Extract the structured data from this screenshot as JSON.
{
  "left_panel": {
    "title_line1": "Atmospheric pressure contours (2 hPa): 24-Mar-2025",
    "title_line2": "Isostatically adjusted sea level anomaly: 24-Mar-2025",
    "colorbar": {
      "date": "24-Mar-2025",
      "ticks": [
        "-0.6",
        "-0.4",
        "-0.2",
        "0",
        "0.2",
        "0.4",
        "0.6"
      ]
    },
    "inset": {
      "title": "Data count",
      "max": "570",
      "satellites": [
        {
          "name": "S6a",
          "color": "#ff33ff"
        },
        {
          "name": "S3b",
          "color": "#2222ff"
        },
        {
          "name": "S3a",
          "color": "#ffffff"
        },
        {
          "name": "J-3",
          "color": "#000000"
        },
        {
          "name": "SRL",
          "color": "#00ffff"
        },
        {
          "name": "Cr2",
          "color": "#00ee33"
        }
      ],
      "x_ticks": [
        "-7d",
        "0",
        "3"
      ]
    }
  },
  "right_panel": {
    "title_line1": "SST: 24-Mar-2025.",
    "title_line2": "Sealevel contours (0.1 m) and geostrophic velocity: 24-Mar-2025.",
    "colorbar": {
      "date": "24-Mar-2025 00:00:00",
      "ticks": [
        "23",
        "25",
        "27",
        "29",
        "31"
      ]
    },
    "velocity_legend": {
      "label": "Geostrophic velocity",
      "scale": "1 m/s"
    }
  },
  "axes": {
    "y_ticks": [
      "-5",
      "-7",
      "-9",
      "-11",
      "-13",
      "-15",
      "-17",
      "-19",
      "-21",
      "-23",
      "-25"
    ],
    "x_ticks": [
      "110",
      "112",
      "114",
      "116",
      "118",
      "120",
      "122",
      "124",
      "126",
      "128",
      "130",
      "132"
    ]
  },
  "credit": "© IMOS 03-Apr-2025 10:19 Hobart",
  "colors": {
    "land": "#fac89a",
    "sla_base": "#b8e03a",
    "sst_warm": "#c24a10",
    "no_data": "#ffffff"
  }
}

# # # # #

**Set problem**
Repeat all of the records above exactly as they appear.

**Task response**
Extract the structured data from this screenshot as JSON.
{
  "left_panel": {
    "title_line1": "Atmospheric pressure contours (2 hPa): 24-Mar-2025",
    "title_line2": "Isostatically adjusted sea level anomaly: 24-Mar-2025",
    "colorbar": {
      "date": "24-Mar-2025",
      "ticks": [
        "-0.6",
        "-0.4",
        "-0.2",
        "0",
        "0.2",
        "0.4",
        "0.6"
      ]
    },
    "inset": {
      "title": "Data count",
      "max": "570",
      "satellites": [
        {
          "name": "S6a",
          "color": "#ff33ff"
        },
        {
          "name": "S3b",
          "color": "#2222ff"
        },
        {
          "name": "S3a",
          "color": "#ffffff"
        },
        {
          "name": "J-3",
          "color": "#000000"
        },
        {
          "name": "SRL",
          "color": "#00ffff"
        },
        {
          "name": "Cr2",
          "color": "#00ee33"
        }
      ],
      "x_ticks": [
        "-7d",
        "0",
        "3"
      ]
    }
  },
  "right_panel": {
    "title_line1": "SST: 24-Mar-2025.",
    "title_line2": "Sealevel contours (0.1 m) and geostrophic velocity: 24-Mar-2025.",
    "colorbar": {
      "date": "24-Mar-2025 00:00:00",
      "ticks": [
        "23",
        "25",
        "27",
        "29",
        "31"
      ]
    },
    "velocity_legend": {
      "label": "Geostrophic velocity",
      "scale": "1 m/s"
    }
  },
  "axes": {
    "y_ticks": [
      "-5",
      "-7",
      "-9",
      "-11",
      "-13",
      "-15",
      "-17",
      "-19",
      "-21",
      "-23",
      "-25"
    ],
    "x_ticks": [
      "110",
      "112",
      "114",
      "116",
      "118",
      "120",
      "122",
      "124",
      "126",
      "128",
      "130",
      "132"
    ]
  },
  "credit": "© IMOS 03-Apr-2025 10:19 Hobart",
  "colors": {
    "land": "#fac89a",
    "sla_base": "#b8e03a",
    "sst_warm": "#c24a10",
    "no_data": "#ffffff"
  }
}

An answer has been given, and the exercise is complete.